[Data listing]
----------------------------------------

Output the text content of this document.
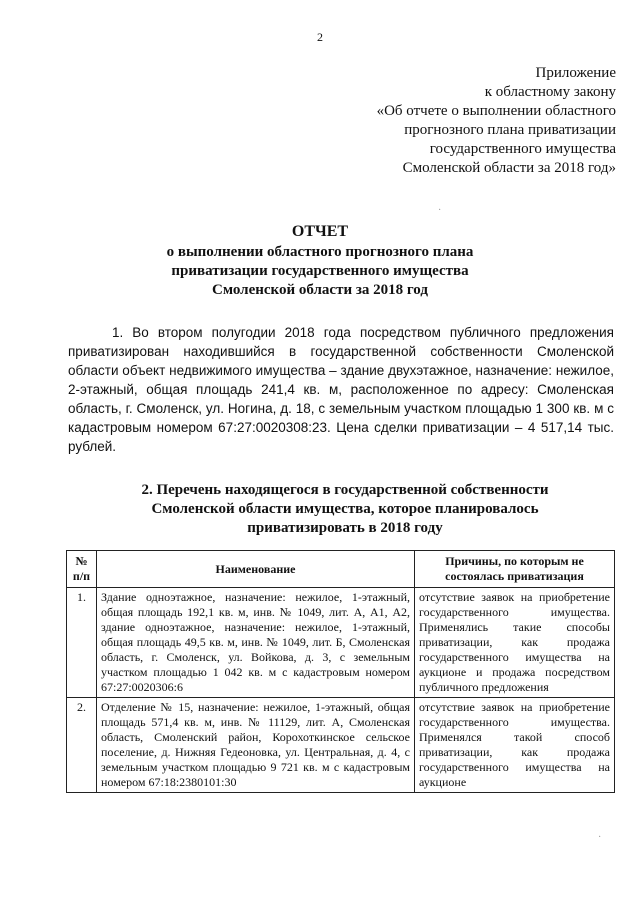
2
Приложение
к областному закону
«Об отчете о выполнении областного
прогнозного плана приватизации
государственного имущества
Смоленской области за 2018 год»
ОТЧЕТ
о выполнении областного прогнозного плана
приватизации государственного имущества
Смоленской области за 2018 год
1. Во втором полугодии 2018 года посредством публичного предложения приватизирован находившийся в государственной собственности Смоленской области объект недвижимого имущества – здание двухэтажное, назначение: нежилое, 2-этажный, общая площадь 241,4 кв. м, расположенное по адресу: Смоленская область, г. Смоленск, ул. Ногина, д. 18, с земельным участком площадью 1 300 кв. м с кадастровым номером 67:27:0020308:23. Цена сделки приватизации – 4 517,14 тыс. рублей.
2. Перечень находящегося в государственной собственности
Смоленской области имущества, которое планировалось
приватизировать в 2018 году
№
п/п	Наименование	Причины, по которым не состоялась приватизация
1.	Здание одноэтажное, назначение: нежилое, 1-этажный, общая площадь 192,1 кв. м, инв. № 1049, лит. А, А1, А2, здание одноэтажное, назначение: нежилое, 1-этажный, общая площадь 49,5 кв. м, инв. № 1049, лит. Б, Смоленская область, г. Смоленск, ул. Войкова, д. 3, с земельным участком площадью 1 042 кв. м с кадастровым номером 67:27:0020306:6	отсутствие заявок на приобретение государственного имущества. Применялись такие способы приватизации, как продажа государственного имущества на аукционе и продажа посредством публичного предложения
2.	Отделение № 15, назначение: нежилое, 1-этажный, общая площадь 571,4 кв. м, инв. № 11129, лит. А, Смоленская область, Смоленский район, Корохоткинское сельское поселение, д. Нижняя Гедеоновка, ул. Центральная, д. 4, с земельным участком площадью 9 721 кв. м с кадастровым номером 67:18:2380101:30	отсутствие заявок на приобретение государственного имущества. Применялся такой способ приватизации, как продажа государственного имущества на аукционе
·
·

----------------------------------------

Output the data above without changes, apart from leaving out the pictures.

▶ _Solution for this task_:
Output the text content of this document.
2
Приложение
к областному закону
«Об отчете о выполнении областного
прогнозного плана приватизации
государственного имущества
Смоленской области за 2018 год»
ОТЧЕТ
о выполнении областного прогнозного плана
приватизации государственного имущества
Смоленской области за 2018 год
1. Во втором полугодии 2018 года посредством публичного предложения приватизирован находившийся в государственной собственности Смоленской области объект недвижимого имущества – здание двухэтажное, назначение: нежилое, 2-этажный, общая площадь 241,4 кв. м, расположенное по адресу: Смоленская область, г. Смоленск, ул. Ногина, д. 18, с земельным участком площадью 1 300 кв. м с кадастровым номером 67:27:0020308:23. Цена сделки приватизации – 4 517,14 тыс. рублей.
2. Перечень находящегося в государственной собственности
Смоленской области имущества, которое планировалось
приватизировать в 2018 году
№
п/п	Наименование	Причины, по которым не состоялась приватизация
1.	Здание одноэтажное, назначение: нежилое, 1-этажный, общая площадь 192,1 кв. м, инв. № 1049, лит. А, А1, А2, здание одноэтажное, назначение: нежилое, 1-этажный, общая площадь 49,5 кв. м, инв. № 1049, лит. Б, Смоленская область, г. Смоленск, ул. Войкова, д. 3, с земельным участком площадью 1 042 кв. м с кадастровым номером 67:27:0020306:6	отсутствие заявок на приобретение государственного имущества. Применялись такие способы приватизации, как продажа государственного имущества на аукционе и продажа посредством публичного предложения
2.	Отделение № 15, назначение: нежилое, 1-этажный, общая площадь 571,4 кв. м, инв. № 11129, лит. А, Смоленская область, Смоленский район, Корохоткинское сельское поселение, д. Нижняя Гедеоновка, ул. Центральная, д. 4, с земельным участком площадью 9 721 кв. м с кадастровым номером 67:18:2380101:30	отсутствие заявок на приобретение государственного имущества. Применялся такой способ приватизации, как продажа государственного имущества на аукционе
·
·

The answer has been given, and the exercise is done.